··· PROVIDED RECORDS ···

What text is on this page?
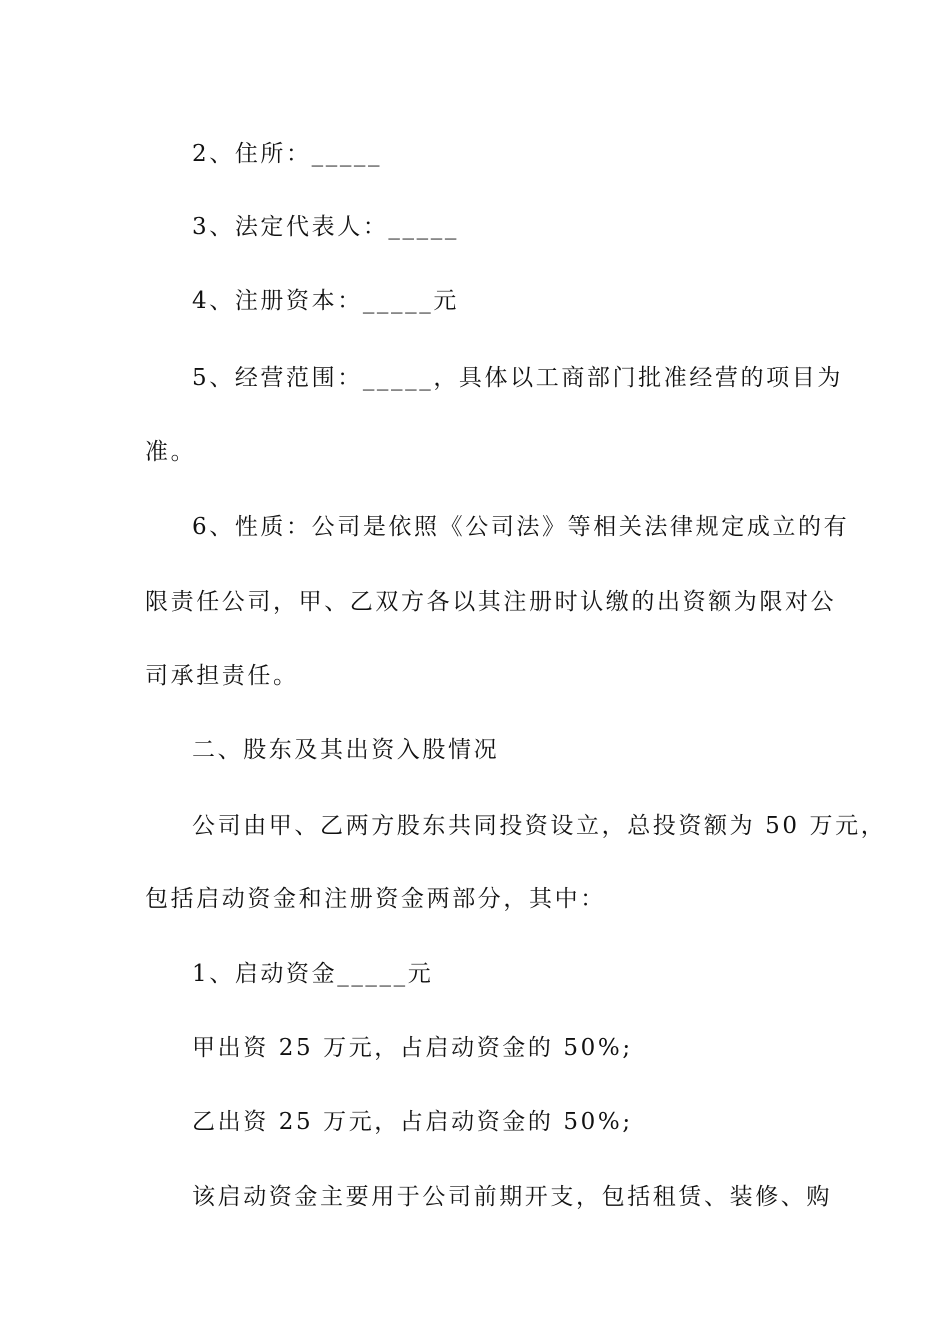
2、住所：_____
3、法定代表人：_____
4、注册资本：_____元
5、经营范围：_____，具体以工商部门批准经营的项目为
准。
6、性质：公司是依照《公司法》等相关法律规定成立的有
限责任公司，甲、乙双方各以其注册时认缴的出资额为限对公
司承担责任。
二、股东及其出资入股情况
公司由甲、乙两方股东共同投资设立，总投资额为 50 万元，
包括启动资金和注册资金两部分，其中：
1、启动资金_____元
甲出资 25 万元，占启动资金的 50%;
乙出资 25 万元，占启动资金的 50%;
该启动资金主要用于公司前期开支，包括租赁、装修、购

···

**REQUIRED TASK**
Reproduce all entries exactly. Pictures do not belong in the copy.

**IN RESPONSE**
What text is on this page?
2、住所：_____
3、法定代表人：_____
4、注册资本：_____元
5、经营范围：_____，具体以工商部门批准经营的项目为
准。
6、性质：公司是依照《公司法》等相关法律规定成立的有
限责任公司，甲、乙双方各以其注册时认缴的出资额为限对公
司承担责任。
二、股东及其出资入股情况
公司由甲、乙两方股东共同投资设立，总投资额为 50 万元，
包括启动资金和注册资金两部分，其中：
1、启动资金_____元
甲出资 25 万元，占启动资金的 50%;
乙出资 25 万元，占启动资金的 50%;
该启动资金主要用于公司前期开支，包括租赁、装修、购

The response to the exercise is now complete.